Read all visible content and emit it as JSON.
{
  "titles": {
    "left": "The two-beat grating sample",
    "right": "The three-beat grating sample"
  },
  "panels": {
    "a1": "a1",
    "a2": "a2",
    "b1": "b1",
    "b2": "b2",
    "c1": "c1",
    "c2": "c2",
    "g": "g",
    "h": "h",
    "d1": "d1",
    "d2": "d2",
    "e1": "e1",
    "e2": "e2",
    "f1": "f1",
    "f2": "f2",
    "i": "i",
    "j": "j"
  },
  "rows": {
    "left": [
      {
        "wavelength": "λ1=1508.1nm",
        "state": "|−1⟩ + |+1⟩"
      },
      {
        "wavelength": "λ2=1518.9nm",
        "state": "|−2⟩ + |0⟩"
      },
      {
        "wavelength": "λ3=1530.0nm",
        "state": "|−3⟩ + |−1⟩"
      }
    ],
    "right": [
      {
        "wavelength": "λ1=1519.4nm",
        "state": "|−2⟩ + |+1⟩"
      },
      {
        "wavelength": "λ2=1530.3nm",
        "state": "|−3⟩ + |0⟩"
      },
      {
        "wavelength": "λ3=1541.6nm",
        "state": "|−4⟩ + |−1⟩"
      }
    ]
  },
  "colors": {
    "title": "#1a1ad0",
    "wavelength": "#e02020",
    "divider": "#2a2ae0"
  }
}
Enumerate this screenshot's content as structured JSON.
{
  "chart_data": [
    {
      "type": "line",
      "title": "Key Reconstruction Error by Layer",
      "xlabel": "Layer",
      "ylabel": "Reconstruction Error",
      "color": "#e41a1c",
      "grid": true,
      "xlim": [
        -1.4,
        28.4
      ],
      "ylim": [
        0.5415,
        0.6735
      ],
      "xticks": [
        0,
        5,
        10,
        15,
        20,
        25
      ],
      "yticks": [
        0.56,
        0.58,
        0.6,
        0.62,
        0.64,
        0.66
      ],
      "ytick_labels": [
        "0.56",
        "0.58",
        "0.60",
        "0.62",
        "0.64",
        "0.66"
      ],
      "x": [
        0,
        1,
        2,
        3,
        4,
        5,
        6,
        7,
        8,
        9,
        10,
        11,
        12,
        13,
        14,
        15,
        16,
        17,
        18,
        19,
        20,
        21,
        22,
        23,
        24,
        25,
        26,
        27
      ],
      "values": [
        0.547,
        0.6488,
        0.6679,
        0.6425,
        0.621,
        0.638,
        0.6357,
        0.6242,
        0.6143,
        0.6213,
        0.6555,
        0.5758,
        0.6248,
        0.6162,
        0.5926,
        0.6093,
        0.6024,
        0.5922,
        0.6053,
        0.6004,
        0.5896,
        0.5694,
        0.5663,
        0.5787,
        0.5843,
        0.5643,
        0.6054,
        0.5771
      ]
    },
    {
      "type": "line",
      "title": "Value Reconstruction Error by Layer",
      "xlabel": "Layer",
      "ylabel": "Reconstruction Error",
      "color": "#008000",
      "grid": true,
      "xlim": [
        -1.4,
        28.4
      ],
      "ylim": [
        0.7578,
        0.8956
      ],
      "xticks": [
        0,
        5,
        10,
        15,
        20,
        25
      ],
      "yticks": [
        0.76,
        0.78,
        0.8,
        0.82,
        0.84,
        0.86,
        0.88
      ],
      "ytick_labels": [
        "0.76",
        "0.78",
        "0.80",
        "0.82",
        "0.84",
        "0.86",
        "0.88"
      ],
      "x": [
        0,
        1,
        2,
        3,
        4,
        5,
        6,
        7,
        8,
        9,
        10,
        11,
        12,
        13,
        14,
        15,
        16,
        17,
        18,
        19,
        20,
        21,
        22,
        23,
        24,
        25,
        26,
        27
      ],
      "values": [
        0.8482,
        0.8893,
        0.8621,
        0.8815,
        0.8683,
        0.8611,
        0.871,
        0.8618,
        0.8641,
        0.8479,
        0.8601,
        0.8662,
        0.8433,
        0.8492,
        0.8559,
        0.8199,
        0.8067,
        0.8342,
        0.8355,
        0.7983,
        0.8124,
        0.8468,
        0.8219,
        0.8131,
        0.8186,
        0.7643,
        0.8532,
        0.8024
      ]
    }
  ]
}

-- What you have to do --
All lines in the data that contain the word "Error" should be copied.

-- Exercise solution --
      "title": "Key Reconstruction Error by Layer",
      "ylabel": "Reconstruction Error",
      "title": "Value Reconstruction Error by Layer",
      "ylabel": "Reconstruction Error",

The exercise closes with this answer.